[Collected data]
====

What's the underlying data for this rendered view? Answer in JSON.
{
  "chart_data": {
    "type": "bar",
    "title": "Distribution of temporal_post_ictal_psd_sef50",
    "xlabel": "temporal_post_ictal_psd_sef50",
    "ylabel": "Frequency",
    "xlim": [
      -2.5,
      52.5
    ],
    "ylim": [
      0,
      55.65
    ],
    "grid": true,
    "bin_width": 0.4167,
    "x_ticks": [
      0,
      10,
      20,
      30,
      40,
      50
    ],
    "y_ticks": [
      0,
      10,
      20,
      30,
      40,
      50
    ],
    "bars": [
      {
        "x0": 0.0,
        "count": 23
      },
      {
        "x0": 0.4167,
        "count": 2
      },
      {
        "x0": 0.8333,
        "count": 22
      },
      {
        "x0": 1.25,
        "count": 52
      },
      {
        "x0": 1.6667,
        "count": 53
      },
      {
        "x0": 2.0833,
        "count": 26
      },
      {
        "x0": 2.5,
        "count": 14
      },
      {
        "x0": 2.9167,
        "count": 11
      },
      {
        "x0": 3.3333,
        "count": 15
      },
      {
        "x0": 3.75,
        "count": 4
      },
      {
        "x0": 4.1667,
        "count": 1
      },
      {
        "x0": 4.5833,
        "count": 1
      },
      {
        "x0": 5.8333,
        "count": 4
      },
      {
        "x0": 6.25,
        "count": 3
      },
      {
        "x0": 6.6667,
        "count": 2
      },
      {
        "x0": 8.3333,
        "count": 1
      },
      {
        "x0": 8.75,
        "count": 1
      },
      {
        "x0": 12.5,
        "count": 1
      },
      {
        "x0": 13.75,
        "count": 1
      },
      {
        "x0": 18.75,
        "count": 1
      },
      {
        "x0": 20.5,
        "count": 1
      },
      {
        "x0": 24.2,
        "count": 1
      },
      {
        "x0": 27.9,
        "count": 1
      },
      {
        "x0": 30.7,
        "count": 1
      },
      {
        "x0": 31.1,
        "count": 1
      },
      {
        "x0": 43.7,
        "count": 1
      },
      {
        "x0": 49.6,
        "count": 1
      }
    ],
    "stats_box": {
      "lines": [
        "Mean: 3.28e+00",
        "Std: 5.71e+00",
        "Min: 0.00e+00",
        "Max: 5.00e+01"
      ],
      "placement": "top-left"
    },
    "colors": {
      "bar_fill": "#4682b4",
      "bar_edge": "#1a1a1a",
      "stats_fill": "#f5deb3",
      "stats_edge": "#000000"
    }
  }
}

====

PROBLEM REQUIREMENTS =>
Copy out all of the records shown above exactly.

RESULT OF THIS EXERCISE =>
What's the underlying data for this rendered view? Answer in JSON.
{
  "chart_data": {
    "type": "bar",
    "title": "Distribution of temporal_post_ictal_psd_sef50",
    "xlabel": "temporal_post_ictal_psd_sef50",
    "ylabel": "Frequency",
    "xlim": [
      -2.5,
      52.5
    ],
    "ylim": [
      0,
      55.65
    ],
    "grid": true,
    "bin_width": 0.4167,
    "x_ticks": [
      0,
      10,
      20,
      30,
      40,
      50
    ],
    "y_ticks": [
      0,
      10,
      20,
      30,
      40,
      50
    ],
    "bars": [
      {
        "x0": 0.0,
        "count": 23
      },
      {
        "x0": 0.4167,
        "count": 2
      },
      {
        "x0": 0.8333,
        "count": 22
      },
      {
        "x0": 1.25,
        "count": 52
      },
      {
        "x0": 1.6667,
        "count": 53
      },
      {
        "x0": 2.0833,
        "count": 26
      },
      {
        "x0": 2.5,
        "count": 14
      },
      {
        "x0": 2.9167,
        "count": 11
      },
      {
        "x0": 3.3333,
        "count": 15
      },
      {
        "x0": 3.75,
        "count": 4
      },
      {
        "x0": 4.1667,
        "count": 1
      },
      {
        "x0": 4.5833,
        "count": 1
      },
      {
        "x0": 5.8333,
        "count": 4
      },
      {
        "x0": 6.25,
        "count": 3
      },
      {
        "x0": 6.6667,
        "count": 2
      },
      {
        "x0": 8.3333,
        "count": 1
      },
      {
        "x0": 8.75,
        "count": 1
      },
      {
        "x0": 12.5,
        "count": 1
      },
      {
        "x0": 13.75,
        "count": 1
      },
      {
        "x0": 18.75,
        "count": 1
      },
      {
        "x0": 20.5,
        "count": 1
      },
      {
        "x0": 24.2,
        "count": 1
      },
      {
        "x0": 27.9,
        "count": 1
      },
      {
        "x0": 30.7,
        "count": 1
      },
      {
        "x0": 31.1,
        "count": 1
      },
      {
        "x0": 43.7,
        "count": 1
      },
      {
        "x0": 49.6,
        "count": 1
      }
    ],
    "stats_box": {
      "lines": [
        "Mean: 3.28e+00",
        "Std: 5.71e+00",
        "Min: 0.00e+00",
        "Max: 5.00e+01"
      ],
      "placement": "top-left"
    },
    "colors": {
      "bar_fill": "#4682b4",
      "bar_edge": "#1a1a1a",
      "stats_fill": "#f5deb3",
      "stats_edge": "#000000"
    }
  }
}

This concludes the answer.